Show only lines that include "intercept".

### Record excerpts

+ + + + + + +

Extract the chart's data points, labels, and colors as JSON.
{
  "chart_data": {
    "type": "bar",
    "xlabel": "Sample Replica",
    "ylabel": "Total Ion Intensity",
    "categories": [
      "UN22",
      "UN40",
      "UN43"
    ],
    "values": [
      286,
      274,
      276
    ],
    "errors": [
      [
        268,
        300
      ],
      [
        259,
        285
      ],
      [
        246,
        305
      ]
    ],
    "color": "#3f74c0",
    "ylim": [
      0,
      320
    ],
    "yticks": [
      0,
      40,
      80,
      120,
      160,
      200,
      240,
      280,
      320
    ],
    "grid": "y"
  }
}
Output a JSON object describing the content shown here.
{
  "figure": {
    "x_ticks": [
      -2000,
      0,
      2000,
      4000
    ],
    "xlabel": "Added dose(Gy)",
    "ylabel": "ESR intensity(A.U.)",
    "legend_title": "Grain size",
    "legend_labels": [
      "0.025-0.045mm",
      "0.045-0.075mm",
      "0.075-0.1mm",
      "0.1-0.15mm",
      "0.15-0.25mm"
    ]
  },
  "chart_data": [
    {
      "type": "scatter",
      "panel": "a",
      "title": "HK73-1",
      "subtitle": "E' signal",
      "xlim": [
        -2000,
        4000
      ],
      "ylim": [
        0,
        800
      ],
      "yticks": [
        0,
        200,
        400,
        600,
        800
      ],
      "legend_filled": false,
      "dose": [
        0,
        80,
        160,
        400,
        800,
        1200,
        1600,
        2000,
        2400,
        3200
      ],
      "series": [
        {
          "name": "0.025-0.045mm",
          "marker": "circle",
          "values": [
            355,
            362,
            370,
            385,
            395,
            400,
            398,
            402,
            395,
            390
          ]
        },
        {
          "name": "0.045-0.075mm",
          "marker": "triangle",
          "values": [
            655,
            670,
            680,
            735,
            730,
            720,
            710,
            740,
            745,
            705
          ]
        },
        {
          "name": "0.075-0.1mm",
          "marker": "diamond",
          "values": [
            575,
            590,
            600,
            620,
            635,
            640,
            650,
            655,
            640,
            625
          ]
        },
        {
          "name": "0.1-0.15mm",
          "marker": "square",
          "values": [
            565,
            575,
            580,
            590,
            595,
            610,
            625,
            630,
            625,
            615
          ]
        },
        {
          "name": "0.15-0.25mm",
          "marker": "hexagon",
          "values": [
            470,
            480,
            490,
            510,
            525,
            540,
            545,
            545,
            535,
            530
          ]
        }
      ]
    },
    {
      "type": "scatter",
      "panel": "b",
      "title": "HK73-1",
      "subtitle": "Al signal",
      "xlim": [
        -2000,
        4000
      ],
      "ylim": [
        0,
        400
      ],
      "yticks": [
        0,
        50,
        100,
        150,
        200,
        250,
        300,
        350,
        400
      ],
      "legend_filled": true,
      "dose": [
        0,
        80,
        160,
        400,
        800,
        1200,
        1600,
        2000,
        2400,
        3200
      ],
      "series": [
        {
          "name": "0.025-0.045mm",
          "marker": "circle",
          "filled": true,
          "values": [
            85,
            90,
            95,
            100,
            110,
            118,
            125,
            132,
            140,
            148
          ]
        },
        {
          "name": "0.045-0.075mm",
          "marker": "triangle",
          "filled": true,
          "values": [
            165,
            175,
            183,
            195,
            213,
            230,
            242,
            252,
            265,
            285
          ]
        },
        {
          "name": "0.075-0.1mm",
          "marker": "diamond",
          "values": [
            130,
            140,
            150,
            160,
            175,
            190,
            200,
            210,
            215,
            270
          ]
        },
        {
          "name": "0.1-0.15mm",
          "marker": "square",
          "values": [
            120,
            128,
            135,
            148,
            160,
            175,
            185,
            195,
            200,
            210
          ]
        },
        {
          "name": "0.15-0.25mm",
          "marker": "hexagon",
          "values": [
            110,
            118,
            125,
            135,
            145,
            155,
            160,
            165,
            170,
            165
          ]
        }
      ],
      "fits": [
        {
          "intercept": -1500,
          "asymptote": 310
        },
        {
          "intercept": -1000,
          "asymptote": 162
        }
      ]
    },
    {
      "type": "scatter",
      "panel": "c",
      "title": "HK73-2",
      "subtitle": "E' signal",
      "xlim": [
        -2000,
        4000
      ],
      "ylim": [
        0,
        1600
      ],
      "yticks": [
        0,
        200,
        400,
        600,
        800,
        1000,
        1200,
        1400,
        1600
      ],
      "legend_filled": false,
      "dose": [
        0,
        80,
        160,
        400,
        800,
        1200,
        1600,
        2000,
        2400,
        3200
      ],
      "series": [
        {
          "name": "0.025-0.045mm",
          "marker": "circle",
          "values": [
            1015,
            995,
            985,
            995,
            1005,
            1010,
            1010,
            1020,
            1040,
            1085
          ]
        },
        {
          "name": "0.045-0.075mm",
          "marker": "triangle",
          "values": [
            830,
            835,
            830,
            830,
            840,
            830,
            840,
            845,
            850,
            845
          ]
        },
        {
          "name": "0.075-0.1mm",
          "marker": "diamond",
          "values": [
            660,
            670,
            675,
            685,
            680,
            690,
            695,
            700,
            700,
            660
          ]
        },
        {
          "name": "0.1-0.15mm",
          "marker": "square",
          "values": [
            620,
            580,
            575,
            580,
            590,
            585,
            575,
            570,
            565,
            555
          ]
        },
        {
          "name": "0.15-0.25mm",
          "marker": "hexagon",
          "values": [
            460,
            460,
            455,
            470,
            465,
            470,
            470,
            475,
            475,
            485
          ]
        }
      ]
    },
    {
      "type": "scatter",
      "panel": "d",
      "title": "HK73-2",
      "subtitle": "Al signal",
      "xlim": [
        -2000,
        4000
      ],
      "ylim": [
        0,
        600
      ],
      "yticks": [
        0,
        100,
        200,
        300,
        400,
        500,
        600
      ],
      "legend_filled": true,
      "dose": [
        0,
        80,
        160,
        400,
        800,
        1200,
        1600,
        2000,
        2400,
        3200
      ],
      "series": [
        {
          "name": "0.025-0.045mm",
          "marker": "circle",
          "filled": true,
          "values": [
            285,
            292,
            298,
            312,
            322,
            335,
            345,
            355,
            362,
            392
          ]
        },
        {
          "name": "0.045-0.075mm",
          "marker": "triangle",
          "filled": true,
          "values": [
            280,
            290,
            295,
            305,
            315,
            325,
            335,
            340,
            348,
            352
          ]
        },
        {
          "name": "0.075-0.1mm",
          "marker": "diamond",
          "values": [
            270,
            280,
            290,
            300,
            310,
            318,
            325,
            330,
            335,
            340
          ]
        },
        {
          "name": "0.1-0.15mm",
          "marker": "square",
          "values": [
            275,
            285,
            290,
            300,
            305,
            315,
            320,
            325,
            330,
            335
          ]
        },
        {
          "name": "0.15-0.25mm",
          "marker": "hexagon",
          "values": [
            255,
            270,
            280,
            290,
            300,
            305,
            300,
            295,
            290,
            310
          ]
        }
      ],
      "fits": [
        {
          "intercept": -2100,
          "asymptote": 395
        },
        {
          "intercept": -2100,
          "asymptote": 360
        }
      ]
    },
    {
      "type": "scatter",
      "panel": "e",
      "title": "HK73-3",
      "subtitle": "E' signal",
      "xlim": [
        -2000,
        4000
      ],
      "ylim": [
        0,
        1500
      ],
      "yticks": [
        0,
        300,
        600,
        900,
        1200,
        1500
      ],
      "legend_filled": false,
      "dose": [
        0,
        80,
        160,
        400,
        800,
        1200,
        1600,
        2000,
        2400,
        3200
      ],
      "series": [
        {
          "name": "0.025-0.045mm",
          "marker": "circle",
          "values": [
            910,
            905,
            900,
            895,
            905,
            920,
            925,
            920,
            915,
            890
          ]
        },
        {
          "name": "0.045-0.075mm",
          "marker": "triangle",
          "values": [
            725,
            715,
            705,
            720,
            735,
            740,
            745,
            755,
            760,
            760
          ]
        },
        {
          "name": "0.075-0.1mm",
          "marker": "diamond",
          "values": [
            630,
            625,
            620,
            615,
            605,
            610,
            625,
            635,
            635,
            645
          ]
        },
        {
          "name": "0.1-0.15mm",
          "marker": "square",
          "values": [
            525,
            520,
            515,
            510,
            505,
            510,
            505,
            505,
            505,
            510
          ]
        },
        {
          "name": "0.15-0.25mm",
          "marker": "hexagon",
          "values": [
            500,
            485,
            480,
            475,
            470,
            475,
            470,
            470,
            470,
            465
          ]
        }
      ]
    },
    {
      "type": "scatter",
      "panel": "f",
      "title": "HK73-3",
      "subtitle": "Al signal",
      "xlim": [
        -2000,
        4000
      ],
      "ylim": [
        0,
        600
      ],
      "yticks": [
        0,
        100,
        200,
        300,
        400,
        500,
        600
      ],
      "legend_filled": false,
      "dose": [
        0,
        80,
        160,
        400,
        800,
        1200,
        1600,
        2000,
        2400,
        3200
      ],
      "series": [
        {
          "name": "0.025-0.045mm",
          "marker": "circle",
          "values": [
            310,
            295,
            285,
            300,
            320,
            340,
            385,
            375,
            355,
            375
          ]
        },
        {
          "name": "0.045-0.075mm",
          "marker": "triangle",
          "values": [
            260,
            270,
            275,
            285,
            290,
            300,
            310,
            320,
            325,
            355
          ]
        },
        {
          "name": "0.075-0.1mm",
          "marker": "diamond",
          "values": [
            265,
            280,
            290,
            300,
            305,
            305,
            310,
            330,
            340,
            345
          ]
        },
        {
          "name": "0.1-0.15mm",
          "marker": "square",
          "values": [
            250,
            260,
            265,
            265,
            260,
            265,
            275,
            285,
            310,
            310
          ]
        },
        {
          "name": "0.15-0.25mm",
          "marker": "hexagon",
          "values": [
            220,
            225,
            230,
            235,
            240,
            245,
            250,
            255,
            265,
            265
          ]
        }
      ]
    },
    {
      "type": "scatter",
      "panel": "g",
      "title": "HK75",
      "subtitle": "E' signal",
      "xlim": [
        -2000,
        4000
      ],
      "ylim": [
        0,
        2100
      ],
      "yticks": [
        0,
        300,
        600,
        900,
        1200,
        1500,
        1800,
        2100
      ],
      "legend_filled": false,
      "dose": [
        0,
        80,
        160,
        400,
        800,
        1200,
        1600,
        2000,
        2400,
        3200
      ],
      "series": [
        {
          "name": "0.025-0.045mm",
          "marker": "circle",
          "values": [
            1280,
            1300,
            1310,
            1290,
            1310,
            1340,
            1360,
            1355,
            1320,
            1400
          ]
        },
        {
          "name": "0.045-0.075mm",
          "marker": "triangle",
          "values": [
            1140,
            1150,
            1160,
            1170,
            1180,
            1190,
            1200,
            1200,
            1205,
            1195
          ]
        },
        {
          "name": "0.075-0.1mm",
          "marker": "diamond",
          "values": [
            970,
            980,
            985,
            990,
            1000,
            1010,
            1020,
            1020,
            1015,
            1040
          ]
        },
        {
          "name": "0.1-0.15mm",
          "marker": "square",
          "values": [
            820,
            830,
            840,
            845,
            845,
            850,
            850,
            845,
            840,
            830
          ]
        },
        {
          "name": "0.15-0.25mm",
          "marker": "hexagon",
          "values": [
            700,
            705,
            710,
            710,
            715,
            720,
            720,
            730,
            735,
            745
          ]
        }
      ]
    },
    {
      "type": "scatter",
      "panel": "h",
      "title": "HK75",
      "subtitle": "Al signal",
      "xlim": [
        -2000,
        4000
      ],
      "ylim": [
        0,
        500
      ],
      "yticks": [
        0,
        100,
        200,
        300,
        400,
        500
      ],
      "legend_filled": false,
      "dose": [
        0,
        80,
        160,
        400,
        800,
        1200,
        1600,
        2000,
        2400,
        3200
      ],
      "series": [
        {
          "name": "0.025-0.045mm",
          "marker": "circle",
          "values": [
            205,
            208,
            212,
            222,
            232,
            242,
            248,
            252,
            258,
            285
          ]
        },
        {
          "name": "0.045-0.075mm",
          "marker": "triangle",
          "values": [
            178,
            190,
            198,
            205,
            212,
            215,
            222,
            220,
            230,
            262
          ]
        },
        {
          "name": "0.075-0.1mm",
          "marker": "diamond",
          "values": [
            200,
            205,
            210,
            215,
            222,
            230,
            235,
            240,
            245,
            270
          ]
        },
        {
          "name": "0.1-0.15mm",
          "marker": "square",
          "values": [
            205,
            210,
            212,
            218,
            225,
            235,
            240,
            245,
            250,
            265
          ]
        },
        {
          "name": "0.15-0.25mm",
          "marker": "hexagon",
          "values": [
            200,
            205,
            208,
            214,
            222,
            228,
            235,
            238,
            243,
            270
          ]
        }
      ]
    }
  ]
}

+ + + + + + +

### Written answer
          "intercept": -1500,
          "intercept": -1000,
          "intercept": -2100,
          "intercept": -2100,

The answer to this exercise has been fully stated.